# BRIEF
Reproduce the items verbatim, starting at the line containing "Patent image size: (931, 643)." and ending at the line containing "The payment system 5 is at (661, 93).", both included.

Data items
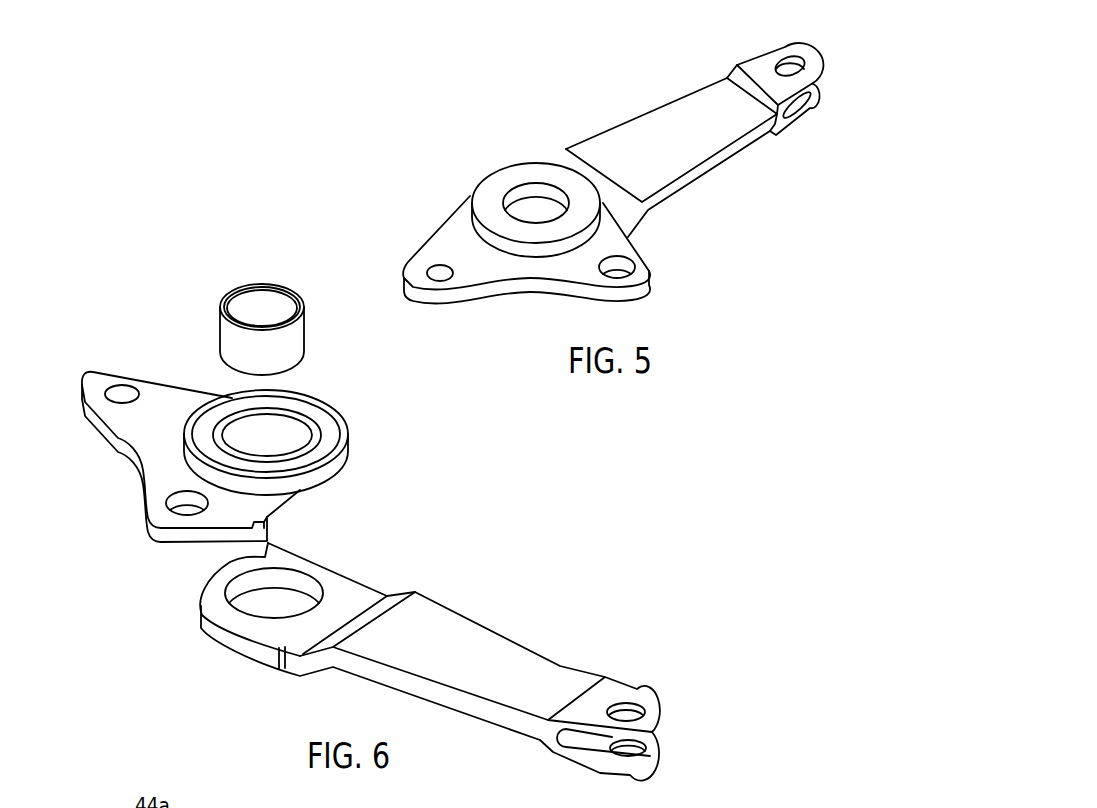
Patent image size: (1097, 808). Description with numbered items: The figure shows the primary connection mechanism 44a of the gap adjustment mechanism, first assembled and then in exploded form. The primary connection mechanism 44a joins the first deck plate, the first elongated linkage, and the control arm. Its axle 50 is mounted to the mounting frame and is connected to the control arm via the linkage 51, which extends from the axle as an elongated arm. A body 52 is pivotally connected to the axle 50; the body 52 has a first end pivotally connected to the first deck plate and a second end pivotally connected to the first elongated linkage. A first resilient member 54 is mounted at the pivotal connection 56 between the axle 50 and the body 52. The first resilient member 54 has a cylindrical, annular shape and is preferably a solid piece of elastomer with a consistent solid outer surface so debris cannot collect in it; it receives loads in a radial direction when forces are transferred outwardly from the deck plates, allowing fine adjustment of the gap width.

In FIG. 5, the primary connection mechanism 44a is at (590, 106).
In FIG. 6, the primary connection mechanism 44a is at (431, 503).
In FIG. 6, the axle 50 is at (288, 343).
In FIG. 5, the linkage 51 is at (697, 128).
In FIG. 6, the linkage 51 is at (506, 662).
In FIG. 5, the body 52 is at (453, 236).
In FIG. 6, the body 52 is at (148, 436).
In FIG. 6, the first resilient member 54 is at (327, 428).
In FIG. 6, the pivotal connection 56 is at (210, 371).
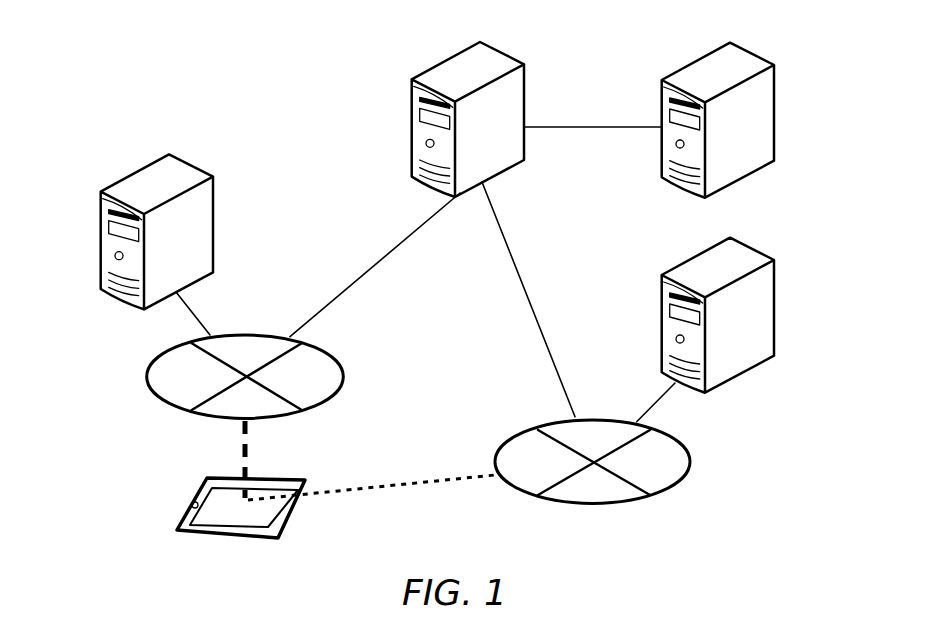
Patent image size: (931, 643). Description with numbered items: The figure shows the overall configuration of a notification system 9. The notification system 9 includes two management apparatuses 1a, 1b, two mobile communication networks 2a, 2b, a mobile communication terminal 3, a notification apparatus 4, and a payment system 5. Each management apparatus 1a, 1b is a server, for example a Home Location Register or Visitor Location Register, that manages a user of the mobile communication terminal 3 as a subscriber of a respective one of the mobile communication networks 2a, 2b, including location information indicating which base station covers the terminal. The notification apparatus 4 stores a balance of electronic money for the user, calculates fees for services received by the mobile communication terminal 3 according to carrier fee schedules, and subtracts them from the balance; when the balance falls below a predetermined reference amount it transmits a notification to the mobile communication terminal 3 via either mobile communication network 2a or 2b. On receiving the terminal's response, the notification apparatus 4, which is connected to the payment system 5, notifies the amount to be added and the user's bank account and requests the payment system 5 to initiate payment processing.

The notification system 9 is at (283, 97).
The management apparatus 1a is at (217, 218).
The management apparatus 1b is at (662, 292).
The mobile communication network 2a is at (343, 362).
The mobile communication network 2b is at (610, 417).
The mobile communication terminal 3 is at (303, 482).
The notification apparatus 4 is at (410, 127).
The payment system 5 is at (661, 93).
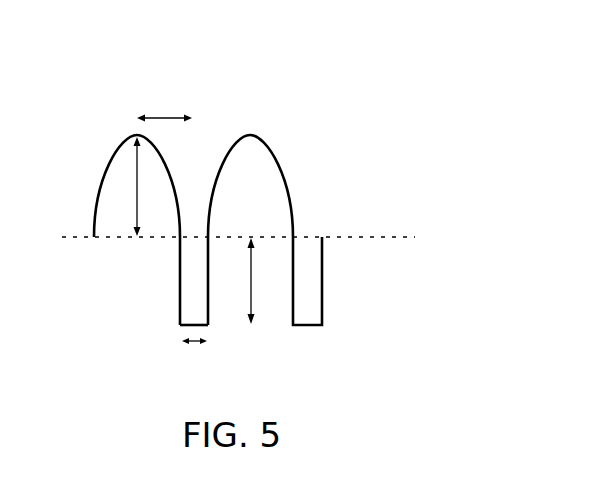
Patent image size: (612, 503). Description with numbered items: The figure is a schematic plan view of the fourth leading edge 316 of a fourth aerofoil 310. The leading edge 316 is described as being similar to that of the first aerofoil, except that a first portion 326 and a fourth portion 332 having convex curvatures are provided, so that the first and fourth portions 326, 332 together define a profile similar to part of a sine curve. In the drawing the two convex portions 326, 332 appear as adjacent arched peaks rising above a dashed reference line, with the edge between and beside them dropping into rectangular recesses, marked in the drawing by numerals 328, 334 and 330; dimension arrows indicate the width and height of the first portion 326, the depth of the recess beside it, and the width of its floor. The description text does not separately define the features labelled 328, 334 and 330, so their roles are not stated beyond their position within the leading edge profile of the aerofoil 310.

# RESULT OF THE EXERCISE
Patent image size: (931, 643). Description with numbered items: The figure shows the overall configuration of a notification system 9. The notification system 9 includes two management apparatuses 1a, 1b, two mobile communication networks 2a, 2b, a mobile communication terminal 3, a notification apparatus 4, and a payment system 5. Each management apparatus 1a, 1b is a server, for example a Home Location Register or Visitor Location Register, that manages a user of the mobile communication terminal 3 as a subscriber of a respective one of the mobile communication networks 2a, 2b, including location information indicating which base station covers the terminal. The notification apparatus 4 stores a balance of electronic money for the user, calculates fees for services received by the mobile communication terminal 3 according to carrier fee schedules, and subtracts them from the balance; when the balance falls below a predetermined reference amount it transmits a notification to the mobile communication terminal 3 via either mobile communication network 2a or 2b. On receiving the terminal's response, the notification apparatus 4, which is connected to the payment system 5, notifies the amount to be added and the user's bank account and requests the payment system 5 to initiate payment processing.

The notification system 9 is at (283, 97).
The management apparatus 1a is at (217, 218).
The management apparatus 1b is at (662, 292).
The mobile communication network 2a is at (343, 362).
The mobile communication network 2b is at (610, 417).
The mobile communication terminal 3 is at (303, 482).
The notification apparatus 4 is at (410, 127).
The payment system 5 is at (661, 93).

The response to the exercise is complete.